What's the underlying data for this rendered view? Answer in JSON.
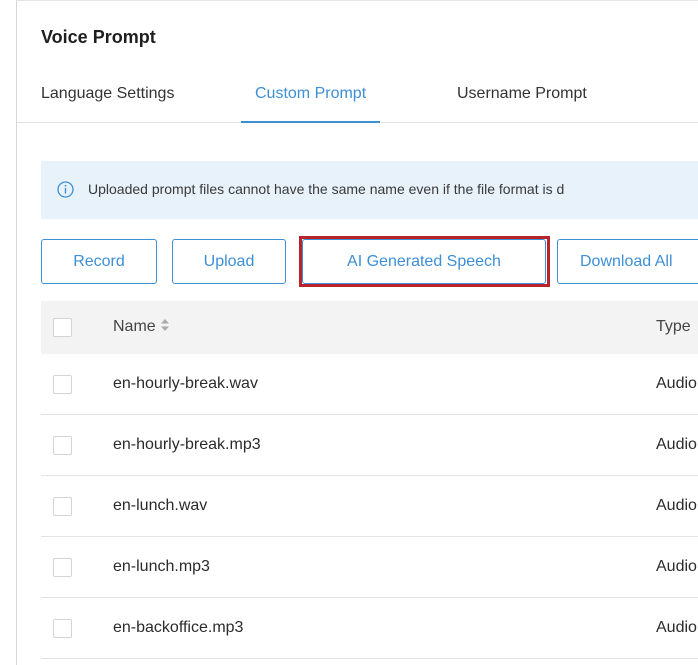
{
  "header": {
    "title": "Voice Prompt"
  },
  "tabs": [
    {
      "label": "Language Settings",
      "active": false
    },
    {
      "label": "Custom Prompt",
      "active": true
    },
    {
      "label": "Username Prompt",
      "active": false
    }
  ],
  "notice": {
    "icon": "info-icon",
    "text": "Uploaded prompt files cannot have the same name even if the file format is d"
  },
  "toolbar": {
    "record_label": "Record",
    "upload_label": "Upload",
    "ai_label": "AI Generated Speech",
    "download_label": "Download All"
  },
  "table": {
    "columns": {
      "name": "Name",
      "type": "Type"
    },
    "rows": [
      {
        "name": "en-hourly-break.wav",
        "type": "Audio"
      },
      {
        "name": "en-hourly-break.mp3",
        "type": "Audio"
      },
      {
        "name": "en-lunch.wav",
        "type": "Audio"
      },
      {
        "name": "en-lunch.mp3",
        "type": "Audio"
      },
      {
        "name": "en-backoffice.mp3",
        "type": "Audio"
      }
    ]
  },
  "colors": {
    "accent": "#3d8fd6",
    "highlight": "#b8232e",
    "notice_bg": "#e7f2fb",
    "header_bg": "#f3f3f3"
  }
}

Stated exercise: Print each record exactly as it stands, leaving the images out.

Task answer:
What's the underlying data for this rendered view? Answer in JSON.
{
  "header": {
    "title": "Voice Prompt"
  },
  "tabs": [
    {
      "label": "Language Settings",
      "active": false
    },
    {
      "label": "Custom Prompt",
      "active": true
    },
    {
      "label": "Username Prompt",
      "active": false
    }
  ],
  "notice": {
    "icon": "info-icon",
    "text": "Uploaded prompt files cannot have the same name even if the file format is d"
  },
  "toolbar": {
    "record_label": "Record",
    "upload_label": "Upload",
    "ai_label": "AI Generated Speech",
    "download_label": "Download All"
  },
  "table": {
    "columns": {
      "name": "Name",
      "type": "Type"
    },
    "rows": [
      {
        "name": "en-hourly-break.wav",
        "type": "Audio"
      },
      {
        "name": "en-hourly-break.mp3",
        "type": "Audio"
      },
      {
        "name": "en-lunch.wav",
        "type": "Audio"
      },
      {
        "name": "en-lunch.mp3",
        "type": "Audio"
      },
      {
        "name": "en-backoffice.mp3",
        "type": "Audio"
      }
    ]
  },
  "colors": {
    "accent": "#3d8fd6",
    "highlight": "#b8232e",
    "notice_bg": "#e7f2fb",
    "header_bg": "#f3f3f3"
  }
}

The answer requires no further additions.